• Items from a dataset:

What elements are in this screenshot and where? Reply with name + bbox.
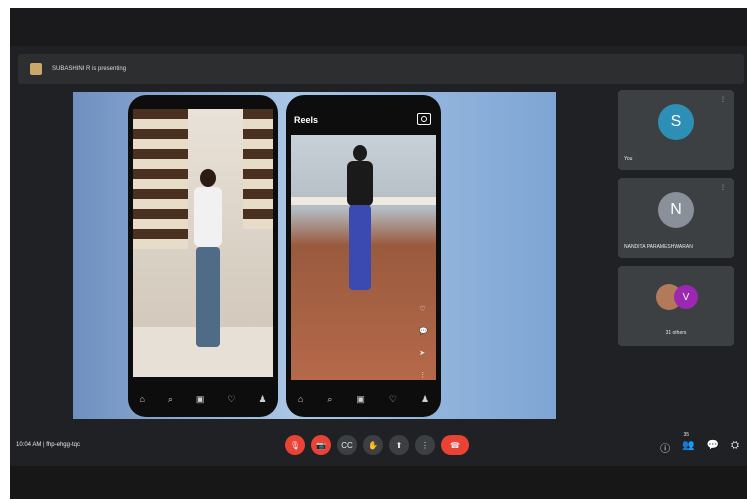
heart-icon: ♡ — [388, 393, 397, 404]
participant-count-badge: 35 — [683, 432, 689, 438]
search-icon: ⌕ — [167, 393, 173, 404]
meet-window: SUBASHINI R is presenting ⌂ ⌕ ▣ ♡ ♟ Reel… — [10, 8, 747, 499]
presenting-text: SUBASHINI R is presenting — [52, 66, 127, 72]
shared-phone-right: Reels ♡ 💬 ➤ ⋮ ⌂ ⌕ ▣ ♡ ♟ — [286, 95, 441, 417]
share-icon: ➤ — [419, 350, 426, 357]
profile-icon: ♟ — [420, 393, 430, 404]
others-avatars: V — [656, 284, 700, 312]
avatar: N — [658, 192, 694, 228]
info-icon[interactable]: ⓘ — [660, 440, 670, 455]
people-icon[interactable]: 👥 — [682, 440, 694, 455]
window-footer — [10, 466, 747, 499]
participant-name: You — [624, 156, 633, 162]
others-tile[interactable]: V 31 others — [618, 266, 734, 346]
side-panel-controls: ⓘ 👥 💬 ⛭ — [660, 440, 739, 455]
dancing-person — [341, 145, 381, 295]
separator: | — [43, 442, 45, 448]
participant-tile-nandita[interactable]: ⋮ N NANDITA PARAMESHWARAN — [618, 178, 734, 258]
meeting-info: 10:04 AM | fhp-ehgg-tqc — [16, 442, 80, 448]
like-icon: ♡ — [419, 306, 426, 313]
window-top-bar — [10, 8, 747, 46]
reels-icon: ▣ — [195, 393, 205, 404]
meeting-code: fhp-ehgg-tqc — [46, 442, 80, 448]
comment-icon: 💬 — [419, 328, 428, 335]
present-button[interactable]: ⬆ — [389, 435, 409, 455]
chat-icon[interactable]: 💬 — [707, 440, 719, 455]
participant-tile-you[interactable]: ⋮ S You — [618, 90, 734, 170]
presenter-avatar-icon — [30, 63, 42, 75]
reels-label: Reels — [294, 115, 319, 125]
call-control-bar: 10:04 AM | fhp-ehgg-tqc 🎙 📷 CC ✋ ⬆ ⋮ ☎ 3… — [10, 428, 747, 466]
avatar: S — [658, 104, 694, 140]
striped-curtain-right — [243, 109, 273, 229]
mic-muted-icon: ⋮ — [720, 97, 726, 103]
video-frame-left — [133, 109, 273, 377]
reels-icon: ▣ — [356, 393, 365, 404]
home-icon: ⌂ — [297, 394, 304, 404]
activities-icon[interactable]: ⛭ — [731, 440, 739, 455]
participant-name: NANDITA PARAMESHWARAN — [624, 244, 693, 250]
camera-off-button[interactable]: 📷 — [311, 435, 331, 455]
shared-phone-left: ⌂ ⌕ ▣ ♡ ♟ — [128, 95, 278, 417]
call-controls: 🎙 📷 CC ✋ ⬆ ⋮ ☎ — [285, 435, 469, 455]
leave-call-button[interactable]: ☎ — [441, 435, 469, 455]
camera-icon — [417, 113, 431, 125]
clock-time: 10:04 AM — [16, 442, 42, 448]
raise-hand-button[interactable]: ✋ — [363, 435, 383, 455]
avatar: V — [674, 285, 698, 309]
others-count: 31 others — [665, 330, 687, 336]
home-icon: ⌂ — [139, 394, 145, 404]
striped-curtain — [133, 109, 188, 249]
presentation-stage: ⌂ ⌕ ▣ ♡ ♟ Reels ♡ 💬 ➤ ⋮ ⌂ ⌕ ▣ ♡ ♟ — [73, 92, 556, 419]
heart-icon: ♡ — [227, 393, 236, 404]
more-icon: ⋮ — [419, 372, 427, 379]
profile-icon: ♟ — [258, 393, 267, 404]
dancing-person — [188, 169, 228, 369]
more-options-button[interactable]: ⋮ — [415, 435, 435, 455]
video-frame-right: ♡ 💬 ➤ ⋮ — [291, 135, 436, 380]
search-icon: ⌕ — [327, 393, 333, 404]
captions-button[interactable]: CC — [337, 435, 357, 455]
presenting-banner: SUBASHINI R is presenting — [18, 54, 744, 84]
phone-nav-right: ⌂ ⌕ ▣ ♡ ♟ — [286, 389, 441, 409]
reel-side-actions: ♡ 💬 ➤ ⋮ — [419, 305, 428, 379]
mic-off-button[interactable]: 🎙 — [285, 435, 305, 455]
mic-muted-icon: ⋮ — [720, 185, 726, 191]
phone-nav-left: ⌂ ⌕ ▣ ♡ ♟ — [128, 389, 278, 409]
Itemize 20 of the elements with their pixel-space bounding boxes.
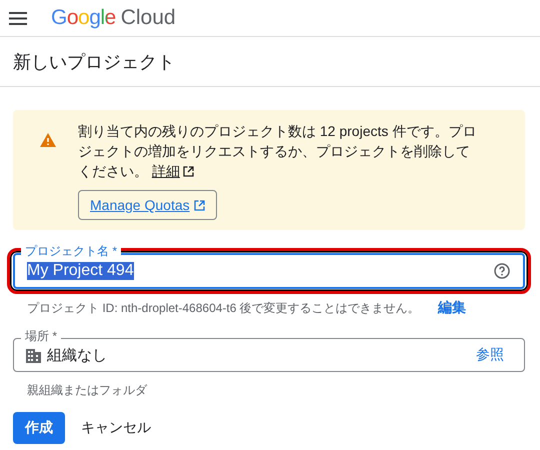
external-link-icon	[194, 200, 205, 210]
logo-text[interactable]: Cloud	[120, 6, 176, 30]
external-link-icon	[182, 166, 194, 176]
helper-text: プロジェクト ID: nth-droplet-468604-t6 後で変更することはできません。	[27, 300, 420, 317]
help-icon[interactable]	[494, 263, 510, 279]
warning-message: 割り当て内の残りのプロジェクト数は 12 projects 件です。プロジェクトの増加をリクエストするか、プロジェクトを削除してください。 詳細	[78, 122, 478, 181]
page-title: 新しいプロジェクト	[13, 50, 175, 74]
menu-icon[interactable]	[9, 12, 27, 24]
field-label: プロジェクト名 *	[21, 244, 122, 258]
create-button[interactable]: 作成	[13, 412, 65, 444]
helper-text: 親組織またはフォルダ	[27, 382, 147, 399]
manage-quotas-button[interactable]: Manage Quotas	[78, 190, 217, 220]
cancel-button[interactable]: キャンセル	[69, 412, 163, 444]
logo-text[interactable]: Google	[51, 6, 116, 30]
field-label: 場所 *	[21, 329, 62, 343]
edit-link[interactable]: 編集	[438, 299, 466, 317]
building-icon	[26, 348, 41, 362]
browse-link[interactable]: 参照	[476, 346, 504, 364]
details-link[interactable]: 詳細	[152, 161, 194, 181]
warning-icon	[40, 133, 56, 147]
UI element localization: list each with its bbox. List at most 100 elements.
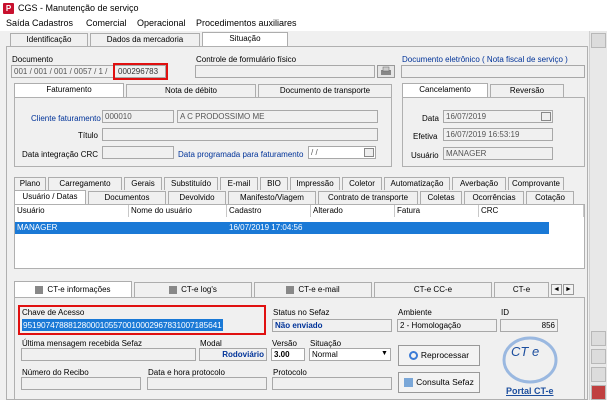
portal-cte-link[interactable]: Portal CT-e [506,386,554,396]
cliente-faturamento-label: Cliente faturamento [31,114,101,123]
usuarios-grid[interactable]: Usuário Nome do usuário Cadastro Alterad… [14,204,585,269]
window-title: CGS - Manutenção de serviço [18,3,139,13]
tab-carregamento[interactable]: Carregamento [48,177,122,190]
usuario-label: Usuário [411,151,439,160]
protocolo-data-field [147,377,267,390]
side-button-4[interactable] [591,367,606,382]
tab-manifesto-viagem[interactable]: Manifesto/Viagem [228,191,316,204]
calendar-icon[interactable] [364,148,374,157]
tab-coletas[interactable]: Coletas [420,191,462,204]
side-button-1[interactable] [591,33,606,48]
tab-email[interactable]: E-mail [220,177,258,190]
chave-label: Chave de Acesso [22,308,85,317]
id-field: 856 [500,319,558,332]
menu-cadastros[interactable]: Cadastros [32,18,73,28]
controle-field[interactable] [195,65,375,78]
tab-scroll-right-icon[interactable]: ► [563,284,574,295]
doc-eletronico-label: Documento eletrônico ( Nota fiscal de se… [402,55,568,64]
svg-text:CT e: CT e [511,344,539,359]
tab-cte-logs[interactable]: CT-e log's [134,282,252,297]
ultima-mensagem-field [21,348,196,361]
reprocessar-button[interactable]: Reprocessar [398,345,480,366]
grid-header-cadastro[interactable]: Cadastro [227,205,311,217]
title-bar: P CGS - Manutenção de serviço [0,0,607,17]
ambiente-field: 2 - Homologação [397,319,497,332]
cliente-code-field[interactable]: 000010 [102,110,174,123]
grid-header-usuario[interactable]: Usuário [15,205,129,217]
tab-cotacao[interactable]: Cotação [526,191,574,204]
tab-averbacao[interactable]: Averbação [452,177,506,190]
subtabs-row2: Usuário / Datas Documentos Devolvido Man… [14,190,585,204]
tab-gerais[interactable]: Gerais [124,177,162,190]
tab-documentos[interactable]: Documentos [88,191,166,204]
cell-cadastro: 16/07/2019 17:04:56 [229,223,303,232]
cte-email-icon [286,285,295,294]
chave-field[interactable]: 9519074788812800010557001000296783100718… [22,319,223,331]
grid-header-crc[interactable]: CRC [479,205,584,217]
tab-cancelamento[interactable]: Cancelamento [402,83,488,97]
documento-number: 000296783 [118,67,159,76]
menu-operacional[interactable]: Operacional [137,18,186,28]
protocolo-field [272,377,392,390]
versao-label: Versão [272,339,297,348]
tab-scroll-left-icon[interactable]: ◄ [551,284,562,295]
tab-identificacao[interactable]: Identificação [10,33,88,46]
cte-info-icon [35,285,44,294]
printer-icon[interactable] [377,65,395,78]
situacao-label: Situação [310,339,342,348]
side-button-2[interactable] [591,331,606,346]
tab-ocorrencias[interactable]: Ocorrências [464,191,524,204]
tab-coletor[interactable]: Coletor [342,177,382,190]
grid-header-alterado[interactable]: Alterado [311,205,395,217]
modal-field: Rodoviário [199,348,267,361]
protocolo-data-label: Data e hora protocolo [148,368,225,377]
tab-documento-transporte[interactable]: Documento de transporte [258,84,392,97]
side-button-5[interactable] [591,385,606,400]
menu-comercial[interactable]: Comercial [86,18,127,28]
titulo-label: Título [78,131,99,140]
menu-saida[interactable]: Saída [6,18,30,28]
tab-cte-cce[interactable]: CT-e CC-e [374,282,492,297]
tab-reversao[interactable]: Reversão [490,84,564,97]
tab-automatizacao[interactable]: Automatização [384,177,450,190]
app-icon: P [3,3,14,14]
cte-logo: CT e [500,334,560,386]
tab-dados-mercadoria[interactable]: Dados da mercadoria [90,33,200,46]
tab-faturamento[interactable]: Faturamento [14,83,124,97]
cancel-data-field: 16/07/2019 [443,110,553,123]
chevron-down-icon[interactable]: ▼ [381,350,388,357]
efetiva-field: 16/07/2019 16:53:19 [443,128,553,141]
tab-comprovante[interactable]: Comprovante [508,177,564,190]
status-label: Status no Sefaz [273,308,330,317]
tab-usuario-datas[interactable]: Usuário / Datas [14,190,86,204]
side-button-3[interactable] [591,349,606,364]
efetiva-label: Efetiva [413,132,438,141]
id-label: ID [501,308,509,317]
grid-header-nome[interactable]: Nome do usuário [129,205,227,217]
tab-nota-debito[interactable]: Nota de débito [126,84,256,97]
tab-situacao[interactable]: Situação [202,32,288,46]
versao-field[interactable]: 3.00 [271,348,305,361]
menu-procedimentos[interactable]: Procedimentos auxiliares [196,18,297,28]
tab-cte-email[interactable]: CT-e e-mail [254,282,372,297]
tab-substituido[interactable]: Substituído [164,177,218,190]
ultima-mensagem-label: Última mensagem recebida Sefaz [22,339,143,348]
tab-impressao[interactable]: Impressão [290,177,340,190]
table-row[interactable]: MANAGER 16/07/2019 17:04:56 [15,222,549,234]
tab-cte-more[interactable]: CT-e [494,282,549,297]
tab-plano[interactable]: Plano [14,177,46,190]
tab-devolvido[interactable]: Devolvido [168,191,226,204]
tab-bio[interactable]: BIO [260,177,288,190]
documento-label: Documento [12,55,53,64]
grid-header-fatura[interactable]: Fatura [395,205,479,217]
search-icon [404,378,414,388]
tab-contrato-transporte[interactable]: Contrato de transporte [318,191,418,204]
calendar-icon-cancel[interactable] [541,112,551,121]
recibo-label: Número do Recibo [22,368,89,377]
situacao-select[interactable]: Normal [309,348,391,361]
protocolo-label: Protocolo [273,368,307,377]
doc-eletronico-field[interactable] [401,65,585,78]
consulta-sefaz-button[interactable]: Consulta Sefaz [398,372,480,393]
tab-cte-informacoes[interactable]: CT-e informações [14,281,132,297]
modal-label: Modal [200,339,222,348]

• Exercise directions:
Transcribe the lines beginning with the one that contains "heart-icon: ♡ — [388, 393, 397, 404]" and continuing through the one that contains "share-icon: ➤ — [419, 350, 426, 357]", both included, repeating them word for word.

• Result:
heart-icon: ♡ — [388, 393, 397, 404]
participant-count-badge: 35 — [683, 432, 689, 438]
search-icon: ⌕ — [167, 393, 173, 404]
meet-window: SUBASHINI R is presenting ⌂ ⌕ ▣ ♡ ♟ Reel… — [10, 8, 747, 499]
presenting-text: SUBASHINI R is presenting — [52, 66, 127, 72]
shared-phone-right: Reels ♡ 💬 ➤ ⋮ ⌂ ⌕ ▣ ♡ ♟ — [286, 95, 441, 417]
share-icon: ➤ — [419, 350, 426, 357]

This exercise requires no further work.